— BEGIN Dataset rows —

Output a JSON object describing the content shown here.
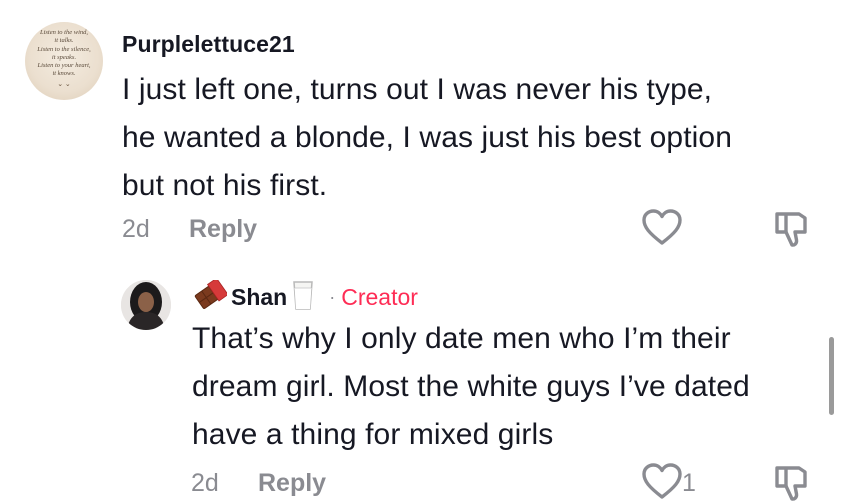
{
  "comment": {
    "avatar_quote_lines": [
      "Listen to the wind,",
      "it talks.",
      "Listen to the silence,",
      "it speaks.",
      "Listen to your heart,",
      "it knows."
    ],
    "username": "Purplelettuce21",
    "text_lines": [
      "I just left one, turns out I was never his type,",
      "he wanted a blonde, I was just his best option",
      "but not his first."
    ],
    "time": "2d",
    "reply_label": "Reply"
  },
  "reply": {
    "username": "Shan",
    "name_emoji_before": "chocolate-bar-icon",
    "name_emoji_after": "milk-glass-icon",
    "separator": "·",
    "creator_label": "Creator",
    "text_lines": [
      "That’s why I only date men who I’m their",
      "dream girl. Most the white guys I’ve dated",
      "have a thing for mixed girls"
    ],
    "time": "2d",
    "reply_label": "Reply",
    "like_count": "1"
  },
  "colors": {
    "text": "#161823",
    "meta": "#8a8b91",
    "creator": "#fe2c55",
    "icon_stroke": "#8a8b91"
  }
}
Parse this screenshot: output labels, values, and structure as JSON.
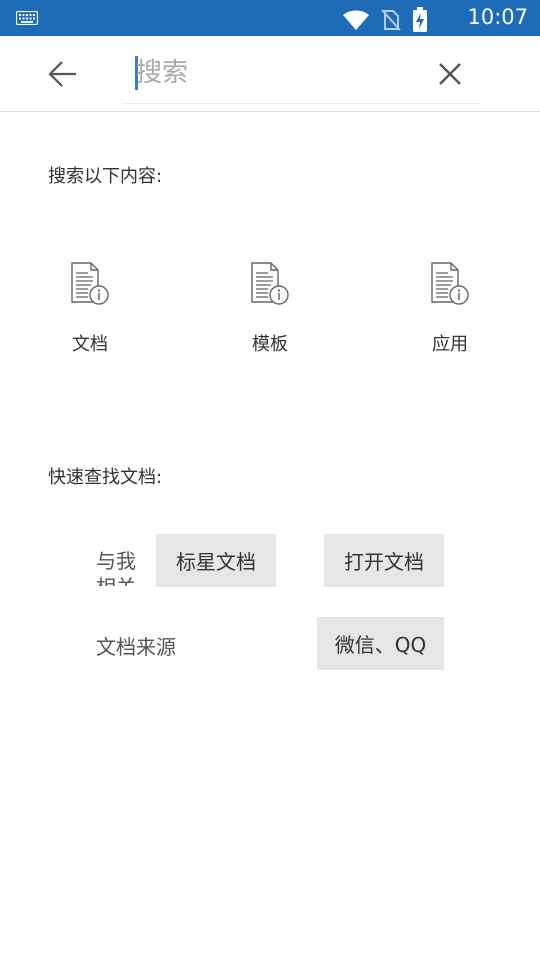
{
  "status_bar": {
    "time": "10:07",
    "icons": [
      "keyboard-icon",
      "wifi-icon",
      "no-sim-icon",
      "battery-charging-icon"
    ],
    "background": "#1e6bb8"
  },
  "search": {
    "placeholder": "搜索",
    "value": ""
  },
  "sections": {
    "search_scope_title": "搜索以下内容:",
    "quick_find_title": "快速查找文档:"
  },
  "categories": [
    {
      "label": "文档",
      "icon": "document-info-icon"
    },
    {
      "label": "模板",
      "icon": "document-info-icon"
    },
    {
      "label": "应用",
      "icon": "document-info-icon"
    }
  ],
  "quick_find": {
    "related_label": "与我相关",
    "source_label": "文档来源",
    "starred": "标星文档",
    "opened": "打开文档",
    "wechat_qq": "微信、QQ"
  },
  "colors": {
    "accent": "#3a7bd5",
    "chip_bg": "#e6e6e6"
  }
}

— END Dataset rows —

* Objective:
Filter the listing for the word "just" and copy every line that holds it.

* Complete answer:
      "I just left one, turns out I was never his type,",
      "he wanted a blonde, I was just his best option",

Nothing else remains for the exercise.